[WHAT IS ASKED]: Reproduce the listing below exactly. Pictures do not belong in the copy.

[Begin]

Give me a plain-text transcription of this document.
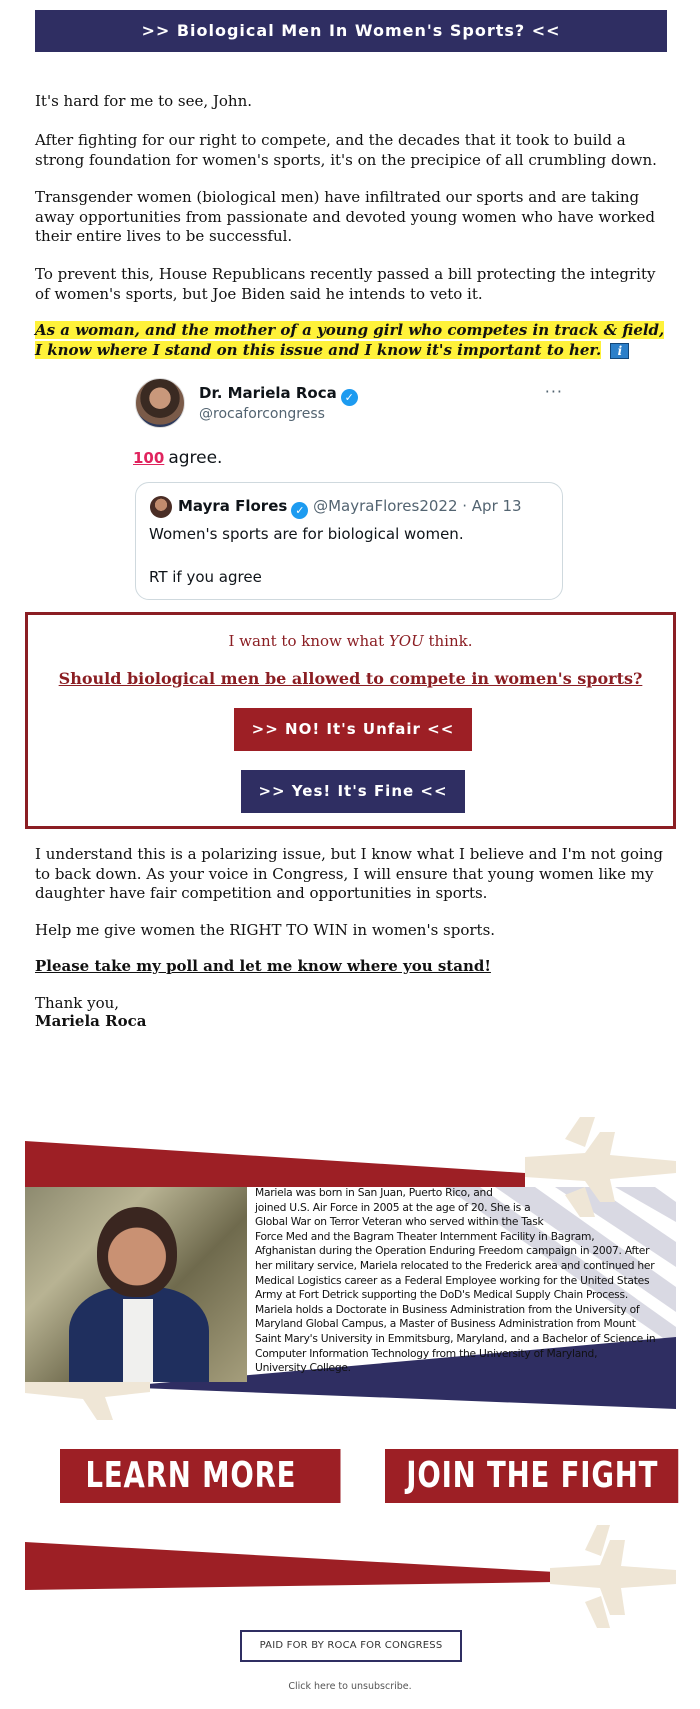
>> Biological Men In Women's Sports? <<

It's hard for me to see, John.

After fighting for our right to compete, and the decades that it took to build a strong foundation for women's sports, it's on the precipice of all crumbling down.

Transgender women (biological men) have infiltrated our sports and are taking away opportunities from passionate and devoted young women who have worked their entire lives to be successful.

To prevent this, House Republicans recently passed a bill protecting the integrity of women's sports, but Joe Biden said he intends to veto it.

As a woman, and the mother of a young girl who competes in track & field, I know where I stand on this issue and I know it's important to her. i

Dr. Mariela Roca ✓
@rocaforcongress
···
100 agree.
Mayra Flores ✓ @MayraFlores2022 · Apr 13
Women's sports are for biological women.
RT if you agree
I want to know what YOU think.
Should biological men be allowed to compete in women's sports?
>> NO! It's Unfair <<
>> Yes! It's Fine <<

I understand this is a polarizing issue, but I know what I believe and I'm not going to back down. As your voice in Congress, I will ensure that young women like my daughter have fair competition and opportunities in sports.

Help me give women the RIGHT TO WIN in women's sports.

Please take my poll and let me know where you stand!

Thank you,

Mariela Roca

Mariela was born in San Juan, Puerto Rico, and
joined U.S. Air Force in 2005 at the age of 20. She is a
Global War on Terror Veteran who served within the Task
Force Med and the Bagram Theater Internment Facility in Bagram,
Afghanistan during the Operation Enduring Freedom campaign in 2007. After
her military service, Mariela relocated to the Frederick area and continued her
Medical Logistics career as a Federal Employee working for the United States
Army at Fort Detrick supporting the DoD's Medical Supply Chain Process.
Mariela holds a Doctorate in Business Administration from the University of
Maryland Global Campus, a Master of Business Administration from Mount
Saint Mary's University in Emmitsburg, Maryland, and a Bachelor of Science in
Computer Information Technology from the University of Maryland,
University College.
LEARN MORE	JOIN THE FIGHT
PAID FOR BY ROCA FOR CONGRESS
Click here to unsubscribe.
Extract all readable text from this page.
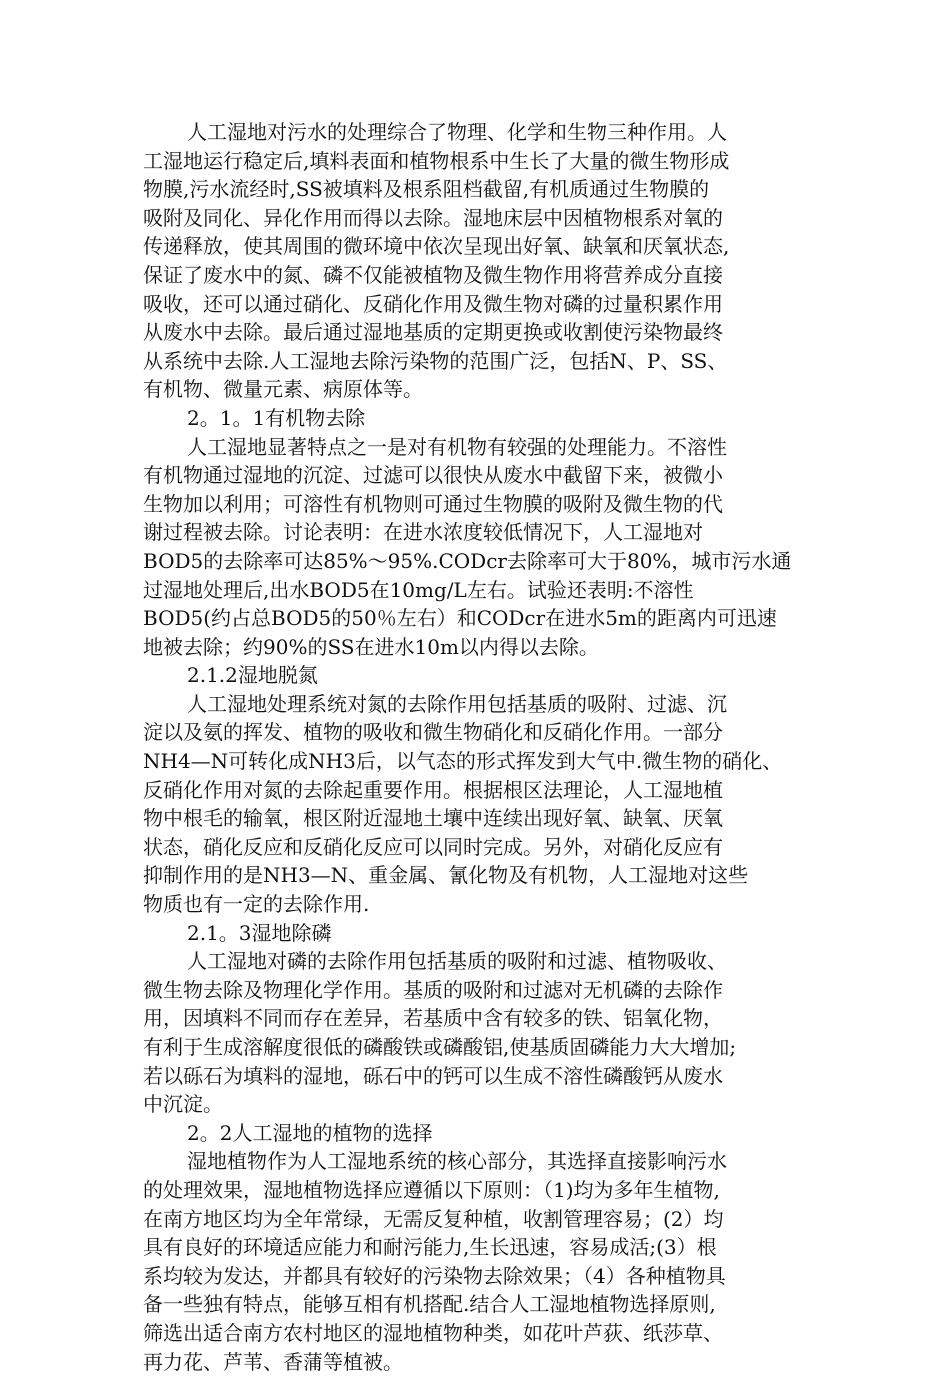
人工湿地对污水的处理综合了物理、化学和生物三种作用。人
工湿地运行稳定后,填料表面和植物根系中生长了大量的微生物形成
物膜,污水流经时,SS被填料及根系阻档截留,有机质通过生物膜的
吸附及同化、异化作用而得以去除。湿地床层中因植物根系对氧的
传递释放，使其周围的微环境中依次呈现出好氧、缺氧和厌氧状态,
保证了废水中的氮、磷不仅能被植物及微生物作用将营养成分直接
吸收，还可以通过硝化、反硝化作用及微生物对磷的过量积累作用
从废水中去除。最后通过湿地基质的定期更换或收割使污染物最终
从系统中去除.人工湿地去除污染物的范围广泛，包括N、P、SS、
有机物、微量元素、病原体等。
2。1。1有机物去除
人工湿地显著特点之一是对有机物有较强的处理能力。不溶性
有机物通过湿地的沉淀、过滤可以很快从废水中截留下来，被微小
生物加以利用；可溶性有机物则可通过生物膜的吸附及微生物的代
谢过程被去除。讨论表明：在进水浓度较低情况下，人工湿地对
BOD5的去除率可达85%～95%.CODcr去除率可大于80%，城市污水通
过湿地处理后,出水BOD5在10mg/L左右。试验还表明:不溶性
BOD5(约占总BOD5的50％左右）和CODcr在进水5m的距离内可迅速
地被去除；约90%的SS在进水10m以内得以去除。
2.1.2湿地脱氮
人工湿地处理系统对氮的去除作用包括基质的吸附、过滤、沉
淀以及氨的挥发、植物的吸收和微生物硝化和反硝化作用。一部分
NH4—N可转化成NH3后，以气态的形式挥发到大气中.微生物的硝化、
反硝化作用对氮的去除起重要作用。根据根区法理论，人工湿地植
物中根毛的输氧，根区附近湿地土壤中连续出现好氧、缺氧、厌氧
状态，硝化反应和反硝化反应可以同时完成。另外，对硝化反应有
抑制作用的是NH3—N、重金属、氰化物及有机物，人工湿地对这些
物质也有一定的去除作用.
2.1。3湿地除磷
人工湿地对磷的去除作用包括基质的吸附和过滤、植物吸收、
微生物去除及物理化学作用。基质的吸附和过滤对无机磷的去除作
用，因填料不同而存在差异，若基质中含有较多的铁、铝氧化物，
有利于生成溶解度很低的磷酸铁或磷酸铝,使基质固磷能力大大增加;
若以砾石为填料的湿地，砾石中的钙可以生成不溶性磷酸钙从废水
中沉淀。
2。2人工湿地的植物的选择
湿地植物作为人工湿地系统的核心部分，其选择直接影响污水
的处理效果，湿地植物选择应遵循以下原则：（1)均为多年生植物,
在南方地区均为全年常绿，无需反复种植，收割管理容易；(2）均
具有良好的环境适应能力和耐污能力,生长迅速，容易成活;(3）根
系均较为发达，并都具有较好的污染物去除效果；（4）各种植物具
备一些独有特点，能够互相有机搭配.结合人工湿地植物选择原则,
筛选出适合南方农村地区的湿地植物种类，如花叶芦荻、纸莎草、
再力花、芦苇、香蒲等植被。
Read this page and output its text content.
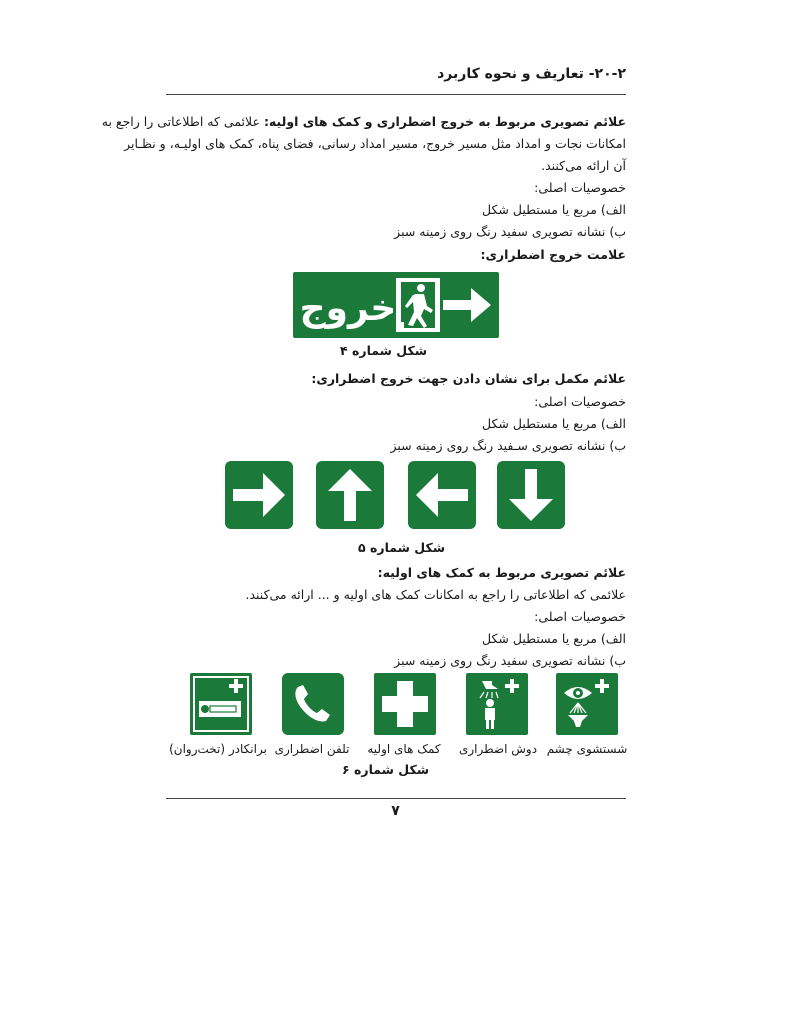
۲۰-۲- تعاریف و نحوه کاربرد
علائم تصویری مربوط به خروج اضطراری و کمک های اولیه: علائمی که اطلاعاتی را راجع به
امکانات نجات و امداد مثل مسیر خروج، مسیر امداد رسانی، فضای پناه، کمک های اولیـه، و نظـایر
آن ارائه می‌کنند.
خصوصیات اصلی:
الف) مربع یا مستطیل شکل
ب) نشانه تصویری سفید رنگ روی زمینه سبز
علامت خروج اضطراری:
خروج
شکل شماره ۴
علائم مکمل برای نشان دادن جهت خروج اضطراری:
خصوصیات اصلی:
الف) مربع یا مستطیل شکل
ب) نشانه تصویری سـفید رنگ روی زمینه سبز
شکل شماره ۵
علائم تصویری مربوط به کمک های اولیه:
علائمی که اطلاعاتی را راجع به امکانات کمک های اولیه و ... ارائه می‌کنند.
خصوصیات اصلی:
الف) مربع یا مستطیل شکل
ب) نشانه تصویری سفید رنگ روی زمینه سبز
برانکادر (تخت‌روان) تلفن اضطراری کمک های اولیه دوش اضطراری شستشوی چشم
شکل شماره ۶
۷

[End]

[REPLY]:
Give me a plain-text transcription of this document.
>> Biological Men In Women's Sports? <<

It's hard for me to see, John.

After fighting for our right to compete, and the decades that it took to build a strong foundation for women's sports, it's on the precipice of all crumbling down.

Transgender women (biological men) have infiltrated our sports and are taking away opportunities from passionate and devoted young women who have worked their entire lives to be successful.

To prevent this, House Republicans recently passed a bill protecting the integrity of women's sports, but Joe Biden said he intends to veto it.

As a woman, and the mother of a young girl who competes in track & field, I know where I stand on this issue and I know it's important to her. i

Dr. Mariela Roca ✓
@rocaforcongress
···
100 agree.
Mayra Flores ✓ @MayraFlores2022 · Apr 13
Women's sports are for biological women.
RT if you agree
I want to know what YOU think.
Should biological men be allowed to compete in women's sports?
>> NO! It's Unfair <<
>> Yes! It's Fine <<

I understand this is a polarizing issue, but I know what I believe and I'm not going to back down. As your voice in Congress, I will ensure that young women like my daughter have fair competition and opportunities in sports.

Help me give women the RIGHT TO WIN in women's sports.

Please take my poll and let me know where you stand!

Thank you,

Mariela Roca

Mariela was born in San Juan, Puerto Rico, and
joined U.S. Air Force in 2005 at the age of 20. She is a
Global War on Terror Veteran who served within the Task
Force Med and the Bagram Theater Internment Facility in Bagram,
Afghanistan during the Operation Enduring Freedom campaign in 2007. After
her military service, Mariela relocated to the Frederick area and continued her
Medical Logistics career as a Federal Employee working for the United States
Army at Fort Detrick supporting the DoD's Medical Supply Chain Process.
Mariela holds a Doctorate in Business Administration from the University of
Maryland Global Campus, a Master of Business Administration from Mount
Saint Mary's University in Emmitsburg, Maryland, and a Bachelor of Science in
Computer Information Technology from the University of Maryland,
University College.
LEARN MORE	JOIN THE FIGHT
PAID FOR BY ROCA FOR CONGRESS
Click here to unsubscribe.
Extract all readable text from this page.
人工湿地对污水的处理综合了物理、化学和生物三种作用。人
工湿地运行稳定后,填料表面和植物根系中生长了大量的微生物形成
物膜,污水流经时,SS被填料及根系阻档截留,有机质通过生物膜的
吸附及同化、异化作用而得以去除。湿地床层中因植物根系对氧的
传递释放，使其周围的微环境中依次呈现出好氧、缺氧和厌氧状态,
保证了废水中的氮、磷不仅能被植物及微生物作用将营养成分直接
吸收，还可以通过硝化、反硝化作用及微生物对磷的过量积累作用
从废水中去除。最后通过湿地基质的定期更换或收割使污染物最终
从系统中去除.人工湿地去除污染物的范围广泛，包括N、P、SS、
有机物、微量元素、病原体等。
2。1。1有机物去除
人工湿地显著特点之一是对有机物有较强的处理能力。不溶性
有机物通过湿地的沉淀、过滤可以很快从废水中截留下来，被微小
生物加以利用；可溶性有机物则可通过生物膜的吸附及微生物的代
谢过程被去除。讨论表明：在进水浓度较低情况下，人工湿地对
BOD5的去除率可达85%～95%.CODcr去除率可大于80%，城市污水通
过湿地处理后,出水BOD5在10mg/L左右。试验还表明:不溶性
BOD5(约占总BOD5的50％左右）和CODcr在进水5m的距离内可迅速
地被去除；约90%的SS在进水10m以内得以去除。
2.1.2湿地脱氮
人工湿地处理系统对氮的去除作用包括基质的吸附、过滤、沉
淀以及氨的挥发、植物的吸收和微生物硝化和反硝化作用。一部分
NH4—N可转化成NH3后，以气态的形式挥发到大气中.微生物的硝化、
反硝化作用对氮的去除起重要作用。根据根区法理论，人工湿地植
物中根毛的输氧，根区附近湿地土壤中连续出现好氧、缺氧、厌氧
状态，硝化反应和反硝化反应可以同时完成。另外，对硝化反应有
抑制作用的是NH3—N、重金属、氰化物及有机物，人工湿地对这些
物质也有一定的去除作用.
2.1。3湿地除磷
人工湿地对磷的去除作用包括基质的吸附和过滤、植物吸收、
微生物去除及物理化学作用。基质的吸附和过滤对无机磷的去除作
用，因填料不同而存在差异，若基质中含有较多的铁、铝氧化物，
有利于生成溶解度很低的磷酸铁或磷酸铝,使基质固磷能力大大增加;
若以砾石为填料的湿地，砾石中的钙可以生成不溶性磷酸钙从废水
中沉淀。
2。2人工湿地的植物的选择
湿地植物作为人工湿地系统的核心部分，其选择直接影响污水
的处理效果，湿地植物选择应遵循以下原则：（1)均为多年生植物,
在南方地区均为全年常绿，无需反复种植，收割管理容易；(2）均
具有良好的环境适应能力和耐污能力,生长迅速，容易成活;(3）根
系均较为发达，并都具有较好的污染物去除效果；（4）各种植物具
备一些独有特点，能够互相有机搭配.结合人工湿地植物选择原则,
筛选出适合南方农村地区的湿地植物种类，如花叶芦荻、纸莎草、
再力花、芦苇、香蒲等植被。
Read this page and output its text content.
۲۰-۲- تعاریف و نحوه کاربرد
علائم تصویری مربوط به خروج اضطراری و کمک های اولیه: علائمی که اطلاعاتی را راجع به
امکانات نجات و امداد مثل مسیر خروج، مسیر امداد رسانی، فضای پناه، کمک های اولیـه، و نظـایر
آن ارائه می‌کنند.
خصوصیات اصلی:
الف) مربع یا مستطیل شکل
ب) نشانه تصویری سفید رنگ روی زمینه سبز
علامت خروج اضطراری:
خروج
شکل شماره ۴
علائم مکمل برای نشان دادن جهت خروج اضطراری:
خصوصیات اصلی:
الف) مربع یا مستطیل شکل
ب) نشانه تصویری سـفید رنگ روی زمینه سبز
شکل شماره ۵
علائم تصویری مربوط به کمک های اولیه:
علائمی که اطلاعاتی را راجع به امکانات کمک های اولیه و ... ارائه می‌کنند.
خصوصیات اصلی:
الف) مربع یا مستطیل شکل
ب) نشانه تصویری سفید رنگ روی زمینه سبز
برانکادر (تخت‌روان) تلفن اضطراری کمک های اولیه دوش اضطراری شستشوی چشم
شکل شماره ۶
۷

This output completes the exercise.